● What the exercise asks
Render the material again word for word, skipping the pictures in it.

● Records for the exercise

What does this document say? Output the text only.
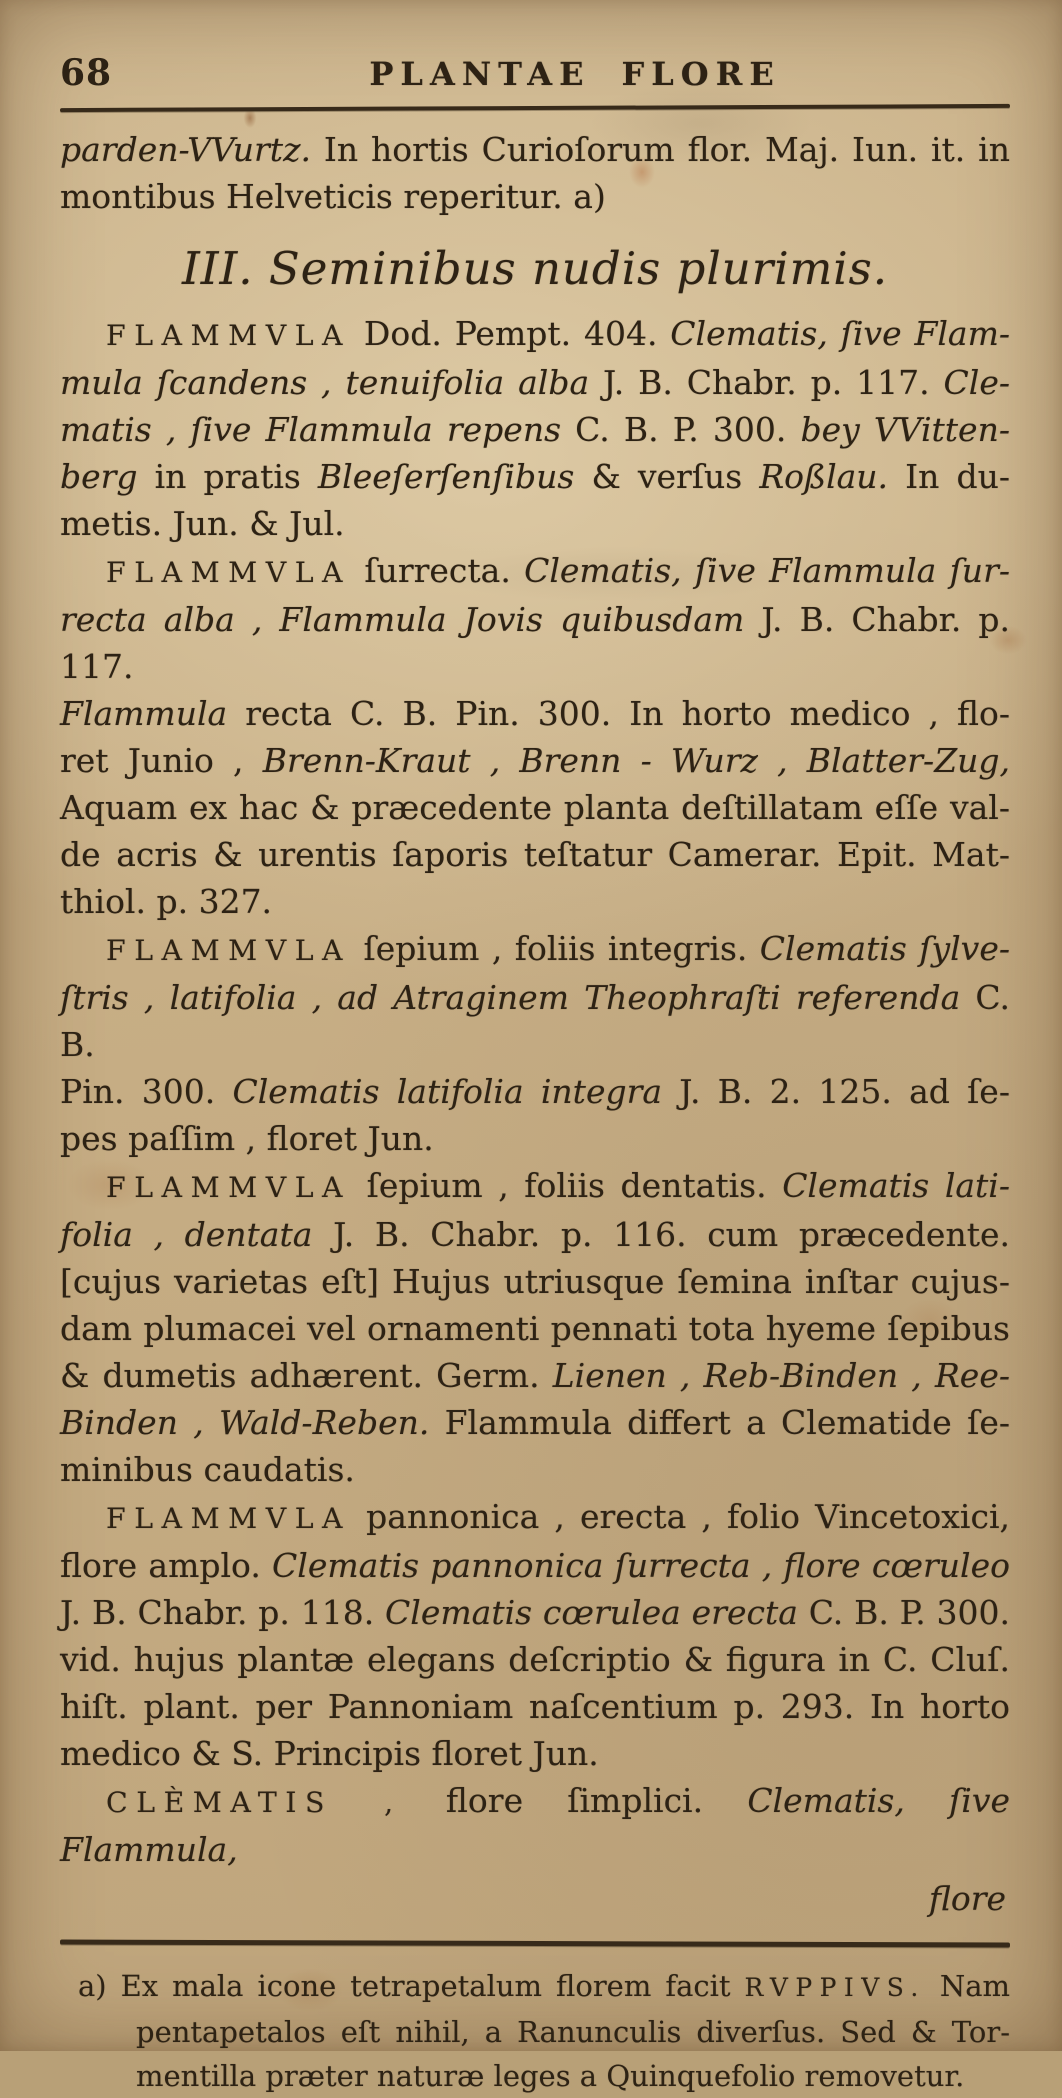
68	PLANTAE FLORE
parden-VVurtz. In hortis Curioſorum flor. Maj. Iun. it. in
montibus Helveticis reperitur. a)
III. Seminibus nudis plurimis.
FLAMMVLA Dod. Pempt. 404. Clematis, ſive Flam-
mula ſcandens , tenuifolia alba J. B. Chabr. p. 117. Cle-
matis , ſive Flammula repens C. B. P. 300. bey VVitten-
berg in pratis Bleeſerſenſibus & verſus Roßlau. In du-
metis. Jun. & Jul.
FLAMMVLA ſurrecta. Clematis, ſive Flammula ſur-
recta alba , Flammula Jovis quibusdam J. B. Chabr. p. 117.
Flammula recta C. B. Pin. 300. In horto medico , flo-
ret Junio , Brenn-Kraut , Brenn - Wurz , Blatter-Zug,
Aquam ex hac & præcedente planta deſtillatam eſſe val-
de acris & urentis ſaporis teſtatur Camerar. Epit. Mat-
thiol. p. 327.
FLAMMVLA ſepium , foliis integris. Clematis ſylve-
ſtris , latifolia , ad Atraginem Theophraſti referenda C. B.
Pin. 300. Clematis latifolia integra J. B. 2. 125. ad ſe-
pes paſſim , floret Jun.
FLAMMVLA ſepium , foliis dentatis. Clematis lati-
folia , dentata J. B. Chabr. p. 116. cum præcedente.
[cujus varietas eſt] Hujus utriusque ſemina inſtar cujus-
dam plumacei vel ornamenti pennati tota hyeme ſepibus
& dumetis adhærent. Germ. Lienen , Reb-Binden , Ree-
Binden , Wald-Reben. Flammula differt a Clematide ſe-
minibus caudatis.
FLAMMVLA pannonica , erecta , folio Vincetoxici,
flore amplo. Clematis pannonica ſurrecta , flore cœruleo
J. B. Chabr. p. 118. Clematis cœrulea erecta C. B. P. 300.
vid. hujus plantæ elegans deſcriptio & figura in C. Cluſ.
hiſt. plant. per Pannoniam naſcentium p. 293. In horto
medico & S. Principis floret Jun.
CLÈMATIS , flore ſimplici. Clematis, ſive Flammula,
flore
a) Ex mala icone tetrapetalum florem facit RVPPIVS. Nam
pentapetalos eſt nihil, a Ranunculis diverſus. Sed & Tor-
mentilla præter naturæ leges a Quinquefolio removetur.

● Completed task
What does this document say? Output the text only.
68	PLANTAE FLORE
parden-VVurtz. In hortis Curioſorum flor. Maj. Iun. it. in
montibus Helveticis reperitur. a)
III. Seminibus nudis plurimis.
FLAMMVLA Dod. Pempt. 404. Clematis, ſive Flam-
mula ſcandens , tenuifolia alba J. B. Chabr. p. 117. Cle-
matis , ſive Flammula repens C. B. P. 300. bey VVitten-
berg in pratis Bleeſerſenſibus & verſus Roßlau. In du-
metis. Jun. & Jul.
FLAMMVLA ſurrecta. Clematis, ſive Flammula ſur-
recta alba , Flammula Jovis quibusdam J. B. Chabr. p. 117.
Flammula recta C. B. Pin. 300. In horto medico , flo-
ret Junio , Brenn-Kraut , Brenn - Wurz , Blatter-Zug,
Aquam ex hac & præcedente planta deſtillatam eſſe val-
de acris & urentis ſaporis teſtatur Camerar. Epit. Mat-
thiol. p. 327.
FLAMMVLA ſepium , foliis integris. Clematis ſylve-
ſtris , latifolia , ad Atraginem Theophraſti referenda C. B.
Pin. 300. Clematis latifolia integra J. B. 2. 125. ad ſe-
pes paſſim , floret Jun.
FLAMMVLA ſepium , foliis dentatis. Clematis lati-
folia , dentata J. B. Chabr. p. 116. cum præcedente.
[cujus varietas eſt] Hujus utriusque ſemina inſtar cujus-
dam plumacei vel ornamenti pennati tota hyeme ſepibus
& dumetis adhærent. Germ. Lienen , Reb-Binden , Ree-
Binden , Wald-Reben. Flammula differt a Clematide ſe-
minibus caudatis.
FLAMMVLA pannonica , erecta , folio Vincetoxici,
flore amplo. Clematis pannonica ſurrecta , flore cœruleo
J. B. Chabr. p. 118. Clematis cœrulea erecta C. B. P. 300.
vid. hujus plantæ elegans deſcriptio & figura in C. Cluſ.
hiſt. plant. per Pannoniam naſcentium p. 293. In horto
medico & S. Principis floret Jun.
CLÈMATIS , flore ſimplici. Clematis, ſive Flammula,
flore
a) Ex mala icone tetrapetalum florem facit RVPPIVS. Nam
pentapetalos eſt nihil, a Ranunculis diverſus. Sed & Tor-
mentilla præter naturæ leges a Quinquefolio removetur.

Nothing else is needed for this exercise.